== Source material
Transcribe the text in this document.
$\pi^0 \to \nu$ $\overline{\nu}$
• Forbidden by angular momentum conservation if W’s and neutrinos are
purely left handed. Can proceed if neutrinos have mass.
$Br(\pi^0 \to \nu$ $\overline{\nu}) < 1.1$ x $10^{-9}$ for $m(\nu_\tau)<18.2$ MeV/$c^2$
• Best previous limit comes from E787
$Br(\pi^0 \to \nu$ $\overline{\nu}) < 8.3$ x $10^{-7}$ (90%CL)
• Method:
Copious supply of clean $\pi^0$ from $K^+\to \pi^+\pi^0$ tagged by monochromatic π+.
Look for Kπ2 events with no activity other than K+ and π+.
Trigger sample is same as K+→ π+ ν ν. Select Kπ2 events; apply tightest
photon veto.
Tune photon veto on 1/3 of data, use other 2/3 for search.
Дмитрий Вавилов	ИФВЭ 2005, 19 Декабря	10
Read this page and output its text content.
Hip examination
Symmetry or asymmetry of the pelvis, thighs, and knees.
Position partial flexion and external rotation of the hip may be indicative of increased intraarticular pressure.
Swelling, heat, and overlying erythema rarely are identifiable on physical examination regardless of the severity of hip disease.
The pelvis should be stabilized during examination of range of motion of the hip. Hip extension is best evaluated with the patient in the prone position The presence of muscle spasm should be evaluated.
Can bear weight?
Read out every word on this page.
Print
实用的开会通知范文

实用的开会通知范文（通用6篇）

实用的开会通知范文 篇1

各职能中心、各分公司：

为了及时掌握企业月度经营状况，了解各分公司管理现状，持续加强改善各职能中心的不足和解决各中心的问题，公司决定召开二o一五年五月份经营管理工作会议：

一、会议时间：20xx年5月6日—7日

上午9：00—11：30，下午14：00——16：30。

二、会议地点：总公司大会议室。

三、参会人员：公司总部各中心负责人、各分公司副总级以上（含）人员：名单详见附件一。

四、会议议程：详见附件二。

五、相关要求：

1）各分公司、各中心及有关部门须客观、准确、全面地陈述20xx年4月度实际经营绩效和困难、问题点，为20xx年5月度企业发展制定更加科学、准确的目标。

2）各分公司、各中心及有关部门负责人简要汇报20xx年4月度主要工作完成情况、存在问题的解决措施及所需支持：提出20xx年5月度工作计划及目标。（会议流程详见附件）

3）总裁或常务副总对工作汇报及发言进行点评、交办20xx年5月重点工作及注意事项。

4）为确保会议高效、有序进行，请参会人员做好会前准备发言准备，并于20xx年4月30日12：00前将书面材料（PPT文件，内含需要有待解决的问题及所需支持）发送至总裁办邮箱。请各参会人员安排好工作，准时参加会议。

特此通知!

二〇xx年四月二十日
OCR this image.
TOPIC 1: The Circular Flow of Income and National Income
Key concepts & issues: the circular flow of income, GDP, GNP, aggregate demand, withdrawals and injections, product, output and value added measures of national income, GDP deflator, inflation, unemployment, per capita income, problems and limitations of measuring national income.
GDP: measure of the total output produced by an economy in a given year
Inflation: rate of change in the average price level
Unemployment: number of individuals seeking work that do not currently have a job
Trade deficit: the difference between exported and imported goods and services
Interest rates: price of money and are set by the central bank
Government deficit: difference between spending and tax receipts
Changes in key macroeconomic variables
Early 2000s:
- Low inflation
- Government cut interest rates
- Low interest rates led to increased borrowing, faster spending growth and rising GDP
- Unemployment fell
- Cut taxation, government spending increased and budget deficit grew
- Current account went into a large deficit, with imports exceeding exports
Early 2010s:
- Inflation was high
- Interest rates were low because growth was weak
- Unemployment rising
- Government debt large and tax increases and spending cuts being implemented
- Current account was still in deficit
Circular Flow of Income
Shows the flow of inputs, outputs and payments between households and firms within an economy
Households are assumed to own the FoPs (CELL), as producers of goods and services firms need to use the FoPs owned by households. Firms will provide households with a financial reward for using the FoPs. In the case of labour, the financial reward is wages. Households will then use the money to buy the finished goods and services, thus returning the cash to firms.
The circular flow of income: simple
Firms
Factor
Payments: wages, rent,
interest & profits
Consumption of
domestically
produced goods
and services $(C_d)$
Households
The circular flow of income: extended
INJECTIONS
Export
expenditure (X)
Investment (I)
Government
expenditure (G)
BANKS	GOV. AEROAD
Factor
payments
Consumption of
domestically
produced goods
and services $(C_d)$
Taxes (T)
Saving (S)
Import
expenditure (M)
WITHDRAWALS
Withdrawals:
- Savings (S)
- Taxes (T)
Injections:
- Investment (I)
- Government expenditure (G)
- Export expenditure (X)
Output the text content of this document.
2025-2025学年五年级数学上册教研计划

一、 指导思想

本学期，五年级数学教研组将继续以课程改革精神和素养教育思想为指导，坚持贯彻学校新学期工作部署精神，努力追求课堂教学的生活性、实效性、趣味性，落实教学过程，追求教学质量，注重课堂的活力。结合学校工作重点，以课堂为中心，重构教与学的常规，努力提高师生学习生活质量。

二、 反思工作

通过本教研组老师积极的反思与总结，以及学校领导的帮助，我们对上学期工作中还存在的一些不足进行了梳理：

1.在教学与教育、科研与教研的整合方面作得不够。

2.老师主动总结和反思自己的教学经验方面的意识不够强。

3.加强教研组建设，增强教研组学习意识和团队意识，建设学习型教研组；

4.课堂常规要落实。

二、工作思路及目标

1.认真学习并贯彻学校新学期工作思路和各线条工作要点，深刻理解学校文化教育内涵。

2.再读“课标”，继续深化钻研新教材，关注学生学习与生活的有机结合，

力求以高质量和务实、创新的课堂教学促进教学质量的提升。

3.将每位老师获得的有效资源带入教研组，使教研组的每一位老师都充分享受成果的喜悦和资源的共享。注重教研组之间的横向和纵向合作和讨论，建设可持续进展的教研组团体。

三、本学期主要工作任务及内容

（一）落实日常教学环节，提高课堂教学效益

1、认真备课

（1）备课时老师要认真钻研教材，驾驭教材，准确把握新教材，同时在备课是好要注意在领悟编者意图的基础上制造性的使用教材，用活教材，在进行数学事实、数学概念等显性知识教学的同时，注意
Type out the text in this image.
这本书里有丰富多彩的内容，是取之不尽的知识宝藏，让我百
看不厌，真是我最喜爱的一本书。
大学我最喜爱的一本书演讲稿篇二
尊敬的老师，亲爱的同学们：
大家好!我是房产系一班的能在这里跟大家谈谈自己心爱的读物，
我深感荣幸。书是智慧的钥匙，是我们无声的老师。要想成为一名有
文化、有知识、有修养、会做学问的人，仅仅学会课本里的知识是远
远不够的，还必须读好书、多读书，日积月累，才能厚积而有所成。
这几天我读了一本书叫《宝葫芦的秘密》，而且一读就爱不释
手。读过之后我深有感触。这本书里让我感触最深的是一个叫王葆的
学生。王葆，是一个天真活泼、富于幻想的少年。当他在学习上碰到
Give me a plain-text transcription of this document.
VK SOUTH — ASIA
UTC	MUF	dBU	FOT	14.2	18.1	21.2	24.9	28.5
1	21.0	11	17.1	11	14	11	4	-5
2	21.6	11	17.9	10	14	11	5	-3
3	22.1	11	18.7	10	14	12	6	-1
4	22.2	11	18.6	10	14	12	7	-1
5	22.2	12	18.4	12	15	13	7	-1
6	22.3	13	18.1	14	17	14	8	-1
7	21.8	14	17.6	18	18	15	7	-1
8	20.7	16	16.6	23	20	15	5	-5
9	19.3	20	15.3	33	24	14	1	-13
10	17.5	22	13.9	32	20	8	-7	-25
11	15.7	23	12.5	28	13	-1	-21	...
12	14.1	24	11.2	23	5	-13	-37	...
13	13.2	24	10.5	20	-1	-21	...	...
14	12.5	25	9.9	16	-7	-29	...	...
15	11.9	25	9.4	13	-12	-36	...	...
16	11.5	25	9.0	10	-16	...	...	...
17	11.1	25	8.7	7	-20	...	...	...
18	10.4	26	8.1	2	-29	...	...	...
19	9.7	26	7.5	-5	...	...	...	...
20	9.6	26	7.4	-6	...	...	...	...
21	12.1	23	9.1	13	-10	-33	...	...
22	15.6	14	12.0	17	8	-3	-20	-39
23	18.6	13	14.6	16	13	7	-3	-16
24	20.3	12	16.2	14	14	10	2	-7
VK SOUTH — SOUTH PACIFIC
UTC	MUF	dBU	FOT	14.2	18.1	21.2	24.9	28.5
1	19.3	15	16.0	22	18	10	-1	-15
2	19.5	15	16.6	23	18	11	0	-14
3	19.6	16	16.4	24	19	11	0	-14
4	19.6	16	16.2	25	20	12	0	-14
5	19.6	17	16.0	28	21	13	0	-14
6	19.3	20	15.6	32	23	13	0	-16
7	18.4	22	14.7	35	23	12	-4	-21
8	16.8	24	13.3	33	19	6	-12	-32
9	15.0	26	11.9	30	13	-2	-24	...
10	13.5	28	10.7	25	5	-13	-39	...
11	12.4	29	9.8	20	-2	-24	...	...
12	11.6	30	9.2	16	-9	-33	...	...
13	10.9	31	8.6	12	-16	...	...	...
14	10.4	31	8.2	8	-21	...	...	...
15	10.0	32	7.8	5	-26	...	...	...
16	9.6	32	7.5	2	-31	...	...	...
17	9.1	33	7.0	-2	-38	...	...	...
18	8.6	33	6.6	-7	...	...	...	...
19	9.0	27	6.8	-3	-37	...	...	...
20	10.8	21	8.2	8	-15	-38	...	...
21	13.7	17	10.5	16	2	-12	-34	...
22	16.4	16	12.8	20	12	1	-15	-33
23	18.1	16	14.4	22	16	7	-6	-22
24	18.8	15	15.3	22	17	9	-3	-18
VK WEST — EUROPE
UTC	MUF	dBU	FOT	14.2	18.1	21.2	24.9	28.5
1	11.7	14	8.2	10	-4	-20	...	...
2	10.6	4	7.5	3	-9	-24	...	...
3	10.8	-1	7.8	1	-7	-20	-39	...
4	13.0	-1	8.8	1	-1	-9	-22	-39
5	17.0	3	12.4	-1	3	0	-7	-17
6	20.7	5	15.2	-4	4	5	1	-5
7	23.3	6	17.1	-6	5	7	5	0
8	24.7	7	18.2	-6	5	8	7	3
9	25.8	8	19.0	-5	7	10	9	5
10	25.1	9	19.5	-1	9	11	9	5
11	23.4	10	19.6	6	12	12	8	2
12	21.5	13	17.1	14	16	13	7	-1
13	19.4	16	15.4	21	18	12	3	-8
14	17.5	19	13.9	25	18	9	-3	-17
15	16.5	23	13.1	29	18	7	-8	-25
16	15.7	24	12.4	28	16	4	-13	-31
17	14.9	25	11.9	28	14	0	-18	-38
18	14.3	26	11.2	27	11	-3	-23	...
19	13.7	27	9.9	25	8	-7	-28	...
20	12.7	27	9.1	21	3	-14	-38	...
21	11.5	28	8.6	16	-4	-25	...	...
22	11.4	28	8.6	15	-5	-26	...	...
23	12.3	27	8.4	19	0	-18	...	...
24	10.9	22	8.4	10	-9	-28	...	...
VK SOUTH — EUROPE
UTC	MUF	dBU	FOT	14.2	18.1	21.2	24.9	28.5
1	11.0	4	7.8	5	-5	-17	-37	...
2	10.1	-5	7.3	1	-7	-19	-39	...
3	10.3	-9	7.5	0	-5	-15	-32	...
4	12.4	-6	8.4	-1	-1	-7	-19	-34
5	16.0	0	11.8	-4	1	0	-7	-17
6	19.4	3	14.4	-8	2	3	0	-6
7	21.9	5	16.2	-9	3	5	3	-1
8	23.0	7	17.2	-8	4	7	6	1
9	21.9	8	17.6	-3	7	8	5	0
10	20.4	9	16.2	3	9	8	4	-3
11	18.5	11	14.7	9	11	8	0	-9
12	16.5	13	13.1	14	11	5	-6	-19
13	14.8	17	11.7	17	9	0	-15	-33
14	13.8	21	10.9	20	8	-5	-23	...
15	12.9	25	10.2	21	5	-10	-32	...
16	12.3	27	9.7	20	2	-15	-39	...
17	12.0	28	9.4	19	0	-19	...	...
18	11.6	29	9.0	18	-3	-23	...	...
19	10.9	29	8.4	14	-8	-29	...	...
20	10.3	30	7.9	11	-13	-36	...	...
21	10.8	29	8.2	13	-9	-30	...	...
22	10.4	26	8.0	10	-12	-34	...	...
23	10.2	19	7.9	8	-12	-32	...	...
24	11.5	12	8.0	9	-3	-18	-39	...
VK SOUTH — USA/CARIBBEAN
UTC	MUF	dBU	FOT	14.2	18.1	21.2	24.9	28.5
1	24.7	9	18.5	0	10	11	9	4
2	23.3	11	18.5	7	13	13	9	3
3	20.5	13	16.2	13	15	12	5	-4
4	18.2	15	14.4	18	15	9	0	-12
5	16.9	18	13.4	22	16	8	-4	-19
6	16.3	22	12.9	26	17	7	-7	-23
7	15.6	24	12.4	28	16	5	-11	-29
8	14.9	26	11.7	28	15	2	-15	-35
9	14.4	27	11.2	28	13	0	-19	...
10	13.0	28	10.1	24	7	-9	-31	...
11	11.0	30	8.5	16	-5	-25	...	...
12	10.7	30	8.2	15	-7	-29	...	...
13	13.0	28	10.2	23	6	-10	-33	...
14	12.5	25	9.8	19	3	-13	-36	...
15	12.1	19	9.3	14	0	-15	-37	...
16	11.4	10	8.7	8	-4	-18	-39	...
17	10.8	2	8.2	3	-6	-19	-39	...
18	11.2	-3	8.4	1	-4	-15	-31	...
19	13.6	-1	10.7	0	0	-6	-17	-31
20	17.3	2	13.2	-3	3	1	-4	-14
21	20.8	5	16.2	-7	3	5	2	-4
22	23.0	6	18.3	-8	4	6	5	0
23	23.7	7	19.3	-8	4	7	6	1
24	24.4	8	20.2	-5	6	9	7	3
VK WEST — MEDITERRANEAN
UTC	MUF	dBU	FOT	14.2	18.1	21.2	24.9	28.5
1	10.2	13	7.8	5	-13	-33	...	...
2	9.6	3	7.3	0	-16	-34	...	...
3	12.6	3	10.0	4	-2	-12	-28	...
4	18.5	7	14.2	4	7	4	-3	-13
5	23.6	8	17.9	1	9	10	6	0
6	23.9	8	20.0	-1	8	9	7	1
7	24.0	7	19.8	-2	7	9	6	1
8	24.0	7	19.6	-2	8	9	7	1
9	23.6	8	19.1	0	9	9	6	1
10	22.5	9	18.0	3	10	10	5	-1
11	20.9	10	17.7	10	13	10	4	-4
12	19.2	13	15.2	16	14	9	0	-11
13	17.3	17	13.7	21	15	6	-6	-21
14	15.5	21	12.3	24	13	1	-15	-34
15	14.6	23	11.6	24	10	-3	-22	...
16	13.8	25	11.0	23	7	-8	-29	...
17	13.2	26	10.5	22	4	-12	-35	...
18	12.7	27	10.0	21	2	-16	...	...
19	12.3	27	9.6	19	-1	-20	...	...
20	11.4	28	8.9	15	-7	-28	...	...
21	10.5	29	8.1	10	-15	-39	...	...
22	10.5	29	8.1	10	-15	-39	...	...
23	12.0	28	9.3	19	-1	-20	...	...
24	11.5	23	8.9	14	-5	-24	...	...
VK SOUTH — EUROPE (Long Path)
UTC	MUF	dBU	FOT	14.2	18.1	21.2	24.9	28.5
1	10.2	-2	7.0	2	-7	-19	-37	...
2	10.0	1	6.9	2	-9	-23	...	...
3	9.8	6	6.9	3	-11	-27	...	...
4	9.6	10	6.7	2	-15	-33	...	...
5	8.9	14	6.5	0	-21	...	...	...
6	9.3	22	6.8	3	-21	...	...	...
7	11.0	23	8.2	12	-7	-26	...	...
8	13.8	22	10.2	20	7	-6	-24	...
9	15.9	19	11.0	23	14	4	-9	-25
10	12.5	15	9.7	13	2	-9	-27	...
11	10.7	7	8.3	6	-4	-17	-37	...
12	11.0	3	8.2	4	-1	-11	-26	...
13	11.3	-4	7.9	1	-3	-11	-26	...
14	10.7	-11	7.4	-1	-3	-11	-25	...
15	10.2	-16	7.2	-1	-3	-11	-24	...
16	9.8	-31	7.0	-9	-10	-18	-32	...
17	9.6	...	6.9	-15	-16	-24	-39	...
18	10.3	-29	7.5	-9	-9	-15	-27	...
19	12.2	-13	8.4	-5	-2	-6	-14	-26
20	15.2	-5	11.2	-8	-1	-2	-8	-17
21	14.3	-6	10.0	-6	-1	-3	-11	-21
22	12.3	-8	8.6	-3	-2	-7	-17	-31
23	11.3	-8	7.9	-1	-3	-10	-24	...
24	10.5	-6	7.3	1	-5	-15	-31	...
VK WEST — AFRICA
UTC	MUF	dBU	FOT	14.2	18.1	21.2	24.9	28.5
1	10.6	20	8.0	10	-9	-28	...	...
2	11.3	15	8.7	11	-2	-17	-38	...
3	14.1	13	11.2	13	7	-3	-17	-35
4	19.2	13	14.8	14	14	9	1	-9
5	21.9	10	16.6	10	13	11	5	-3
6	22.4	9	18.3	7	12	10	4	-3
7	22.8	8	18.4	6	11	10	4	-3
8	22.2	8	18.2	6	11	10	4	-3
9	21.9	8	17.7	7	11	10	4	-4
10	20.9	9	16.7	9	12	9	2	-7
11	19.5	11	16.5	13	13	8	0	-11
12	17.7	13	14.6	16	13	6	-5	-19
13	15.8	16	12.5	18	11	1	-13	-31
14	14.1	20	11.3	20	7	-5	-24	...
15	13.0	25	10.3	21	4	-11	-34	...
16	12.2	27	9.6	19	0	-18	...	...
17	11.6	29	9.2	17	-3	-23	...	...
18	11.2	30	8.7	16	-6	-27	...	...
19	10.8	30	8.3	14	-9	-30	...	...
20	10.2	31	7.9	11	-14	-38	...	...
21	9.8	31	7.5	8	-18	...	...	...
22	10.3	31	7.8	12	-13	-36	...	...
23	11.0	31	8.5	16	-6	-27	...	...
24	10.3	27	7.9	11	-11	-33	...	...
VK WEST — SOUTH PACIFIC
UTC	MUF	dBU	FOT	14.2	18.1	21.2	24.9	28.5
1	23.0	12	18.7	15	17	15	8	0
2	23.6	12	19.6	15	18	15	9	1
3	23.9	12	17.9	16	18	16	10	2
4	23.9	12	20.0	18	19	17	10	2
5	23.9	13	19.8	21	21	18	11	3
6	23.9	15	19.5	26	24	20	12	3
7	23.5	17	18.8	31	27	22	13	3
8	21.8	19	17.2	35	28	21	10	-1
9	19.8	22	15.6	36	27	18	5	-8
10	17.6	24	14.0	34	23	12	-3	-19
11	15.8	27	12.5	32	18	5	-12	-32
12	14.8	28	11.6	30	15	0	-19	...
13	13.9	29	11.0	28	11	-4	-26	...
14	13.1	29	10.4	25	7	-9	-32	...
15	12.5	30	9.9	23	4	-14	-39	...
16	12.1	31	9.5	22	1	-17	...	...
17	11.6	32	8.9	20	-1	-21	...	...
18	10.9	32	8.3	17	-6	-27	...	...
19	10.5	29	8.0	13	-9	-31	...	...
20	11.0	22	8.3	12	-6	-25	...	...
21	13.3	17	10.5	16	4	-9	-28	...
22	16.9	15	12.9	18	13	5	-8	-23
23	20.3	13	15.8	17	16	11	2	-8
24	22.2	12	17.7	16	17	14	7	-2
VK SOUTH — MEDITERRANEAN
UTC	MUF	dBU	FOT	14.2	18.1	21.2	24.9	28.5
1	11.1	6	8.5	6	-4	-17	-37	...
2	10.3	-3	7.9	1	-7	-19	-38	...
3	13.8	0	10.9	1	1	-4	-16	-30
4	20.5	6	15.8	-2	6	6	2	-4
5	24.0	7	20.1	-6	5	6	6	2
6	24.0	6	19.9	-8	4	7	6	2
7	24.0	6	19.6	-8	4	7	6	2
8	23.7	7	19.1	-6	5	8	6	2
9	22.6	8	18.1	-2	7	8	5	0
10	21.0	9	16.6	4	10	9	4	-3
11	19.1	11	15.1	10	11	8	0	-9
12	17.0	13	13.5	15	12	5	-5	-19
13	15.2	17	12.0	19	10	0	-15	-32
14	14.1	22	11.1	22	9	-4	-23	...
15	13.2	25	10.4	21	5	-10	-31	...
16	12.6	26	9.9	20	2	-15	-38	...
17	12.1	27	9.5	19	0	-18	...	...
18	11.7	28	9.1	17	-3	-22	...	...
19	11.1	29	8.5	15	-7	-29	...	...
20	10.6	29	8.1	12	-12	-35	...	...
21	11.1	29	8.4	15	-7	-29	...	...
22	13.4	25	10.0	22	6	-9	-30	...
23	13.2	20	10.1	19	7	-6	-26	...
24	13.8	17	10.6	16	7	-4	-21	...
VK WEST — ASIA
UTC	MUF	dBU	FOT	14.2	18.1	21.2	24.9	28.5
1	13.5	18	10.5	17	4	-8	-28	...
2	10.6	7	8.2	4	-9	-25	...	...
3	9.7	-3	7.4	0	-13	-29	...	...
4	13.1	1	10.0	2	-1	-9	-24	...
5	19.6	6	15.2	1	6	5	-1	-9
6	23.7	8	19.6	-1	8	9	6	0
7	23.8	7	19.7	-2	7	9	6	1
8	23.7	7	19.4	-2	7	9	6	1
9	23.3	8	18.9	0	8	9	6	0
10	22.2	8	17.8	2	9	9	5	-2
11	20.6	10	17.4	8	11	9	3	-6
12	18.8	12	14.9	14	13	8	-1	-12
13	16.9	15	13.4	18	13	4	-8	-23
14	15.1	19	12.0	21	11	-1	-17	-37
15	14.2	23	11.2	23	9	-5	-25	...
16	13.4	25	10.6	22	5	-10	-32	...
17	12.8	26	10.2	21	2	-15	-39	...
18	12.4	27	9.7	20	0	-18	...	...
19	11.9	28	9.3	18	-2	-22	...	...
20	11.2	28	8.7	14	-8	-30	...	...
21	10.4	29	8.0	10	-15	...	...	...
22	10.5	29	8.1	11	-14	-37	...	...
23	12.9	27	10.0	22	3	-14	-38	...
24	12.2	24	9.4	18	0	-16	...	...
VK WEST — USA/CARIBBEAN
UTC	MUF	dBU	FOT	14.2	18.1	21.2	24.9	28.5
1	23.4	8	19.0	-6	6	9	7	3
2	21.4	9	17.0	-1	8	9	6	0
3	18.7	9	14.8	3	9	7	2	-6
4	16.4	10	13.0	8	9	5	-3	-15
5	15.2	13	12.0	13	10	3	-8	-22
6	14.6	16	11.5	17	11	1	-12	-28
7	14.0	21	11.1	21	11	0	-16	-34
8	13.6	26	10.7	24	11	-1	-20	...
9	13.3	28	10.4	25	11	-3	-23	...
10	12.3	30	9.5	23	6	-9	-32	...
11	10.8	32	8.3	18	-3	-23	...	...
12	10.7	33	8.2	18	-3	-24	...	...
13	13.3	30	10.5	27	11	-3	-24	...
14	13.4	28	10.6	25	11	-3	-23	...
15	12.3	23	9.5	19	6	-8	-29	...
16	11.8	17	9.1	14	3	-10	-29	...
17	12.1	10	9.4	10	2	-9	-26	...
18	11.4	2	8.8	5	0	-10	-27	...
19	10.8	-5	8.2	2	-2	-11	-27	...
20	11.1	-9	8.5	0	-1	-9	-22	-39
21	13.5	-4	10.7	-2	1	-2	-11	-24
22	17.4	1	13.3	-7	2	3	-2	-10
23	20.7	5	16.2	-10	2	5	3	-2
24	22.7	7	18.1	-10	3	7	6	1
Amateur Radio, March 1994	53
====
→ The request
Tally up the lines of the listing containing the word "PACIFIC". Give only the total.

→ Full solution
2